■ THE RECORDS:
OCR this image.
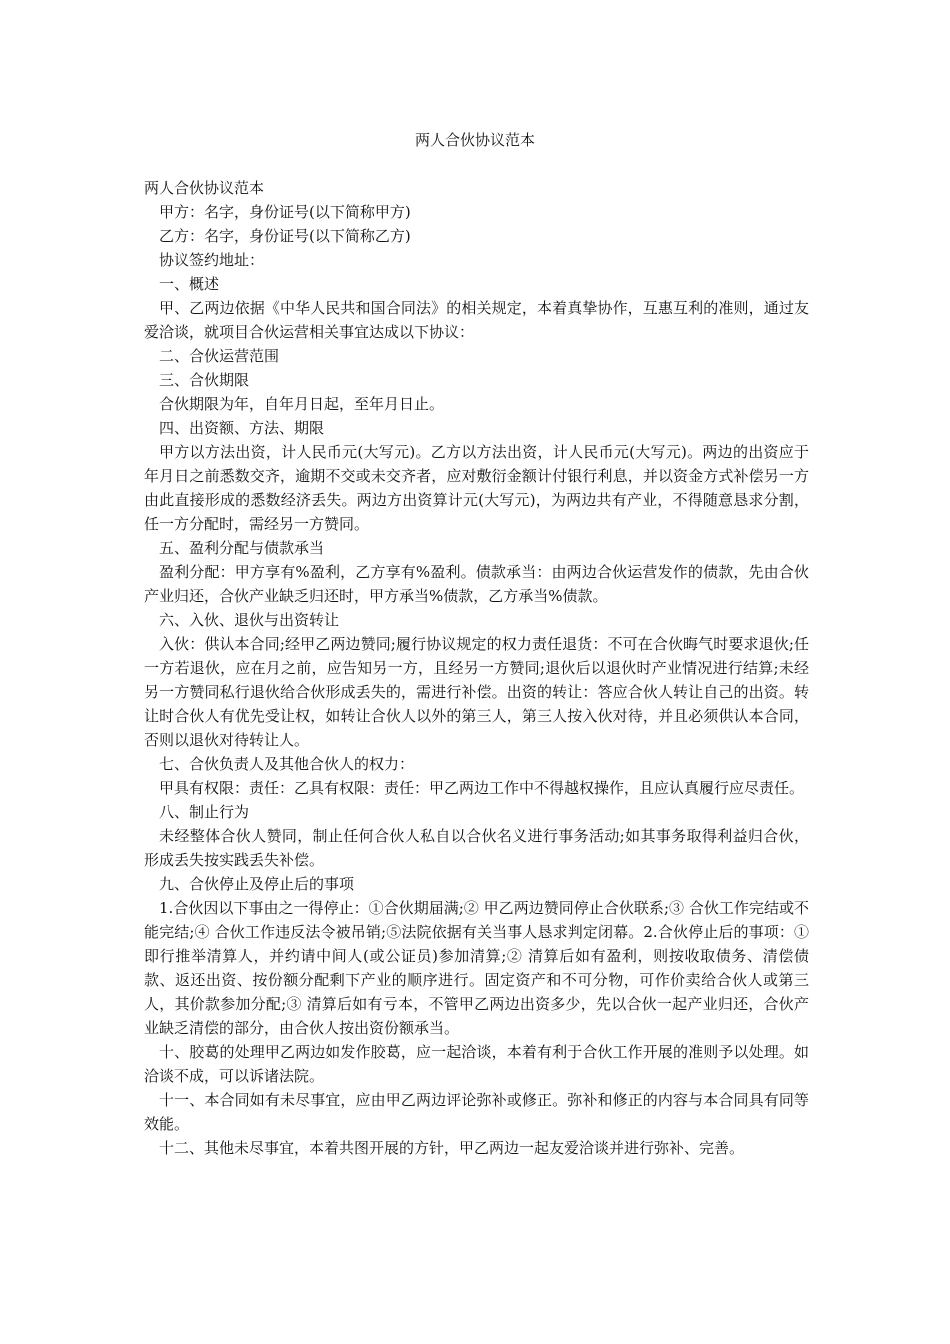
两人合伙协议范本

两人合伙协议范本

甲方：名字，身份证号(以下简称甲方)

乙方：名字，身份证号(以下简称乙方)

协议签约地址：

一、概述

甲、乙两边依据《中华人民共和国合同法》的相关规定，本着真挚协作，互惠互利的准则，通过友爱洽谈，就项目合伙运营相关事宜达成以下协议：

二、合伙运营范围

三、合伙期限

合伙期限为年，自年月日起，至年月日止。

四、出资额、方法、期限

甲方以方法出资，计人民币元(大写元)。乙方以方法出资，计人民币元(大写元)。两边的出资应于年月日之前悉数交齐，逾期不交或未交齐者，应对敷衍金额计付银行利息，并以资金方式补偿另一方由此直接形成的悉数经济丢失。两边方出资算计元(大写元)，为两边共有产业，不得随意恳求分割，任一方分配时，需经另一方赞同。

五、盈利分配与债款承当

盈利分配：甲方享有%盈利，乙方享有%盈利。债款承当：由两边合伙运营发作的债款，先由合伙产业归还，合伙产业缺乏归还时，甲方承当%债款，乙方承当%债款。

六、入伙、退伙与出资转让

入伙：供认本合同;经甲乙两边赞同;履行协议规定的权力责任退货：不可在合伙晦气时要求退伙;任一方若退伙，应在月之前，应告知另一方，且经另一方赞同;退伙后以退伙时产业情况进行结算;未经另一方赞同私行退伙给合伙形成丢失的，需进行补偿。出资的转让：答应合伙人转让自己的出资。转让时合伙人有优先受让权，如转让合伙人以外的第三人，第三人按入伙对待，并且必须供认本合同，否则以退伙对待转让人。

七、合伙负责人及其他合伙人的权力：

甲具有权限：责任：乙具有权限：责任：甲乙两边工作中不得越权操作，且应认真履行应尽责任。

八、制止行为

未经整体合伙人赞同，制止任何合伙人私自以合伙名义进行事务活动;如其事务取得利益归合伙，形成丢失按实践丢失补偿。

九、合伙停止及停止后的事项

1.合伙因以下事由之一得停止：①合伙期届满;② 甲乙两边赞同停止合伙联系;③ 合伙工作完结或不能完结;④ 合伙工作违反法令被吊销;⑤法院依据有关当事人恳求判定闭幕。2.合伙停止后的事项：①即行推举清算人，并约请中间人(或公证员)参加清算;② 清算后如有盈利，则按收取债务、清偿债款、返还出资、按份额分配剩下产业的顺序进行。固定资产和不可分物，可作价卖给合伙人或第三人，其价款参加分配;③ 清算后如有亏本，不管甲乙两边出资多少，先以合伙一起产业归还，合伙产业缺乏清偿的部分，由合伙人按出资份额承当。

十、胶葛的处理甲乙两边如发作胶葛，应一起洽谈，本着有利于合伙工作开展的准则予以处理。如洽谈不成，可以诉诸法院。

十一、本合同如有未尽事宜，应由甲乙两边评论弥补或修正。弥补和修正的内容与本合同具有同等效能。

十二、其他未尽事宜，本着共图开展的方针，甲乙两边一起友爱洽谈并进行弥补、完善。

■ PROBLEM: Leaving all pictures aside, quote each record exactly.

■ FINISHED ANSWER:
OCR this image.
两人合伙协议范本

两人合伙协议范本

甲方：名字，身份证号(以下简称甲方)

乙方：名字，身份证号(以下简称乙方)

协议签约地址：

一、概述

甲、乙两边依据《中华人民共和国合同法》的相关规定，本着真挚协作，互惠互利的准则，通过友爱洽谈，就项目合伙运营相关事宜达成以下协议：

二、合伙运营范围

三、合伙期限

合伙期限为年，自年月日起，至年月日止。

四、出资额、方法、期限

甲方以方法出资，计人民币元(大写元)。乙方以方法出资，计人民币元(大写元)。两边的出资应于年月日之前悉数交齐，逾期不交或未交齐者，应对敷衍金额计付银行利息，并以资金方式补偿另一方由此直接形成的悉数经济丢失。两边方出资算计元(大写元)，为两边共有产业，不得随意恳求分割，任一方分配时，需经另一方赞同。

五、盈利分配与债款承当

盈利分配：甲方享有%盈利，乙方享有%盈利。债款承当：由两边合伙运营发作的债款，先由合伙产业归还，合伙产业缺乏归还时，甲方承当%债款，乙方承当%债款。

六、入伙、退伙与出资转让

入伙：供认本合同;经甲乙两边赞同;履行协议规定的权力责任退货：不可在合伙晦气时要求退伙;任一方若退伙，应在月之前，应告知另一方，且经另一方赞同;退伙后以退伙时产业情况进行结算;未经另一方赞同私行退伙给合伙形成丢失的，需进行补偿。出资的转让：答应合伙人转让自己的出资。转让时合伙人有优先受让权，如转让合伙人以外的第三人，第三人按入伙对待，并且必须供认本合同，否则以退伙对待转让人。

七、合伙负责人及其他合伙人的权力：

甲具有权限：责任：乙具有权限：责任：甲乙两边工作中不得越权操作，且应认真履行应尽责任。

八、制止行为

未经整体合伙人赞同，制止任何合伙人私自以合伙名义进行事务活动;如其事务取得利益归合伙，形成丢失按实践丢失补偿。

九、合伙停止及停止后的事项

1.合伙因以下事由之一得停止：①合伙期届满;② 甲乙两边赞同停止合伙联系;③ 合伙工作完结或不能完结;④ 合伙工作违反法令被吊销;⑤法院依据有关当事人恳求判定闭幕。2.合伙停止后的事项：①即行推举清算人，并约请中间人(或公证员)参加清算;② 清算后如有盈利，则按收取债务、清偿债款、返还出资、按份额分配剩下产业的顺序进行。固定资产和不可分物，可作价卖给合伙人或第三人，其价款参加分配;③ 清算后如有亏本，不管甲乙两边出资多少，先以合伙一起产业归还，合伙产业缺乏清偿的部分，由合伙人按出资份额承当。

十、胶葛的处理甲乙两边如发作胶葛，应一起洽谈，本着有利于合伙工作开展的准则予以处理。如洽谈不成，可以诉诸法院。

十一、本合同如有未尽事宜，应由甲乙两边评论弥补或修正。弥补和修正的内容与本合同具有同等效能。

十二、其他未尽事宜，本着共图开展的方针，甲乙两边一起友爱洽谈并进行弥补、完善。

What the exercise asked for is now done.